Items from a figure collection
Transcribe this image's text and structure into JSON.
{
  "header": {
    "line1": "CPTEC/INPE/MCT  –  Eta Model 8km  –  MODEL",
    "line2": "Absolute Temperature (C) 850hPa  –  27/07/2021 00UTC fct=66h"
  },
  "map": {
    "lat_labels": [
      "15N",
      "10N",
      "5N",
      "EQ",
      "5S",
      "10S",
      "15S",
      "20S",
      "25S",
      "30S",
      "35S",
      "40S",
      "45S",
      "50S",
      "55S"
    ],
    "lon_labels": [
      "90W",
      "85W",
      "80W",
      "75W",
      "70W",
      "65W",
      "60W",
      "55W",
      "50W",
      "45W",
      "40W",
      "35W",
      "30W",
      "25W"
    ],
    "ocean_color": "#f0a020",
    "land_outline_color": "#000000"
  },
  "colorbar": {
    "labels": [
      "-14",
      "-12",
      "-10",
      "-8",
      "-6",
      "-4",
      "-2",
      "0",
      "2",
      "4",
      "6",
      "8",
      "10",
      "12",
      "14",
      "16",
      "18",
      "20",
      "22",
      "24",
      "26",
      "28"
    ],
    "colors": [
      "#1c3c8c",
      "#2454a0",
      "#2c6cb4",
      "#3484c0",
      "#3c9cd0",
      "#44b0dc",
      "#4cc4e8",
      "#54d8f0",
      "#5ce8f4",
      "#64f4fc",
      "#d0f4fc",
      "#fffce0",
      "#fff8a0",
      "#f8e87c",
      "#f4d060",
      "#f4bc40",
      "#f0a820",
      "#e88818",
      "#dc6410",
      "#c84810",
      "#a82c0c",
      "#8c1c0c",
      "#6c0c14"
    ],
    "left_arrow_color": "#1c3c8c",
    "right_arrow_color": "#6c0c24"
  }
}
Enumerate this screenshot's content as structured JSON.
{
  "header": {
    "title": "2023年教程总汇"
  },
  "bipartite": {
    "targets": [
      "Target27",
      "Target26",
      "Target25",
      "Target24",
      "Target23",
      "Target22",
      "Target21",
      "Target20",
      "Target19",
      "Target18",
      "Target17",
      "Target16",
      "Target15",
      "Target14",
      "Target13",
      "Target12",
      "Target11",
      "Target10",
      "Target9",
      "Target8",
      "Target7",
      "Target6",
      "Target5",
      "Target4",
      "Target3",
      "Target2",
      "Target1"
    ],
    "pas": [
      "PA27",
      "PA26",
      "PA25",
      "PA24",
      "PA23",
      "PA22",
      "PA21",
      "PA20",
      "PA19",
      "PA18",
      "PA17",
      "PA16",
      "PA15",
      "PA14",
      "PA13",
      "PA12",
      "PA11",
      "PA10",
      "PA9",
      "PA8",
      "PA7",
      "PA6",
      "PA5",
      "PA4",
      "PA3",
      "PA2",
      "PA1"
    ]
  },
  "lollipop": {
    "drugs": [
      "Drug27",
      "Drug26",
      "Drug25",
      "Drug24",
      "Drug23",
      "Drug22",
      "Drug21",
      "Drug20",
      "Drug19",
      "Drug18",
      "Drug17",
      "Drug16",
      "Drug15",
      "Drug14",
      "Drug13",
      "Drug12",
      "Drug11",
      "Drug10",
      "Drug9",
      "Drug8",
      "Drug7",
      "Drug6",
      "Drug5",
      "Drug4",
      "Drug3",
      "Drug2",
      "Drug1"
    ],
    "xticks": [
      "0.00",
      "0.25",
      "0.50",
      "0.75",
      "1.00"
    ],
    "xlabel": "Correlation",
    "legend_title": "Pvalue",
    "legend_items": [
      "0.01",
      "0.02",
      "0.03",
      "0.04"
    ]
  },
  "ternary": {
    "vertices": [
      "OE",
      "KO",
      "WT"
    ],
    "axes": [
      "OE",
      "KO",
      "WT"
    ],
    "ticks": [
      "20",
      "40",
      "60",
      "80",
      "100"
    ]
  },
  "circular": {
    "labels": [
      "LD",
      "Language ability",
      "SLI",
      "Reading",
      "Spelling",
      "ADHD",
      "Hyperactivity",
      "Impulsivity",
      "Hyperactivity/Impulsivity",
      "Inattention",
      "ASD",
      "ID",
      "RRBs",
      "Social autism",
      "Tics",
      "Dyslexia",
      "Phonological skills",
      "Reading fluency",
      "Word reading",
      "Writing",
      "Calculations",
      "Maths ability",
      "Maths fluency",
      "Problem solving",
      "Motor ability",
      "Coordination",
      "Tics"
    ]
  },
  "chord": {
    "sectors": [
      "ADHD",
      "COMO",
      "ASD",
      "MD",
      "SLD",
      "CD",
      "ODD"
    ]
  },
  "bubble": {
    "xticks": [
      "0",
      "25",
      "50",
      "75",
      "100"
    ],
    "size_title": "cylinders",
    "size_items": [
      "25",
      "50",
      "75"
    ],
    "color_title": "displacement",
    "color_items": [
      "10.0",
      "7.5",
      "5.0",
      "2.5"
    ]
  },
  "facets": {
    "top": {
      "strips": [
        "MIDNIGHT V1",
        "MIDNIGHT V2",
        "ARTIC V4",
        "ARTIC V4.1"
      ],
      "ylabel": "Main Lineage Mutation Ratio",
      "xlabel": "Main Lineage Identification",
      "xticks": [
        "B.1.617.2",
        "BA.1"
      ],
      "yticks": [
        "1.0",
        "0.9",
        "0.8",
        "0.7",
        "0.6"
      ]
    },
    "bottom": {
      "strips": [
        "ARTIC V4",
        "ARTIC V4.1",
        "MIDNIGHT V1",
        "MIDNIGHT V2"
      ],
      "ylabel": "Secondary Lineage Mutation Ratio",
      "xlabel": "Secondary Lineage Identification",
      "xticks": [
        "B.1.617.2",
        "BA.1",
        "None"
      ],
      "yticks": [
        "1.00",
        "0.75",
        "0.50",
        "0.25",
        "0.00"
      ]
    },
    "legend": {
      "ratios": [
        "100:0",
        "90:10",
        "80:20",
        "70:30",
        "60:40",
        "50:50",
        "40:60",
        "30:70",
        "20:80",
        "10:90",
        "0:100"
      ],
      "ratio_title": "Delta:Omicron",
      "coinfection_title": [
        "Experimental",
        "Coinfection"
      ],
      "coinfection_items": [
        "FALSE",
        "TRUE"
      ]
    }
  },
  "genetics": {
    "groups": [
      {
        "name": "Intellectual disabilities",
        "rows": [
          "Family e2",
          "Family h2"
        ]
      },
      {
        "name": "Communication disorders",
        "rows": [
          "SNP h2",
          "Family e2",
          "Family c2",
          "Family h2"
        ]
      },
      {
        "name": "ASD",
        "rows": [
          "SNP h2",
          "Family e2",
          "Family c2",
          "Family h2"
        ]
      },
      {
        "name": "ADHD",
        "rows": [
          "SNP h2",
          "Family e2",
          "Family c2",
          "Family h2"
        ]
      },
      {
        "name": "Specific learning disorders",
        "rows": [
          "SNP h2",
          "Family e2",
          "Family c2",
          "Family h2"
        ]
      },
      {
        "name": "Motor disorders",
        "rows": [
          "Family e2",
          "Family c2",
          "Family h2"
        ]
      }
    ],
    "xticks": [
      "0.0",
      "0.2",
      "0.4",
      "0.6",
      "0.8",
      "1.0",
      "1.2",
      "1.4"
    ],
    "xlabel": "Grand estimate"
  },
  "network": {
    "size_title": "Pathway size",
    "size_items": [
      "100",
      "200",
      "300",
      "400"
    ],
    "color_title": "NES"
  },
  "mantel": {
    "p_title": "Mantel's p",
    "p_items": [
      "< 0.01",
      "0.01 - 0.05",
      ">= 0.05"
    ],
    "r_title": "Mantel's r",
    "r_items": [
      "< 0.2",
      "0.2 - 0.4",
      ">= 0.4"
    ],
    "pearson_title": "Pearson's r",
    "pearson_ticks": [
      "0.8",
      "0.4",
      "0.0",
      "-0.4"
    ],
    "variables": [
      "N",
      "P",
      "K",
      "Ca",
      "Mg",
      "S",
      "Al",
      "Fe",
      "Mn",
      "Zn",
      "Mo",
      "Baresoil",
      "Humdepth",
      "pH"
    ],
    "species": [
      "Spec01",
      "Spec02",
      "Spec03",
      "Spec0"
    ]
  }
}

▶ **Your objective**
From the entries above, copy every line containing the word "ylabel".

▶ **Answer to this problem**
      "ylabel": "Main Lineage Mutation Ratio",
      "ylabel": "Secondary Lineage Mutation Ratio",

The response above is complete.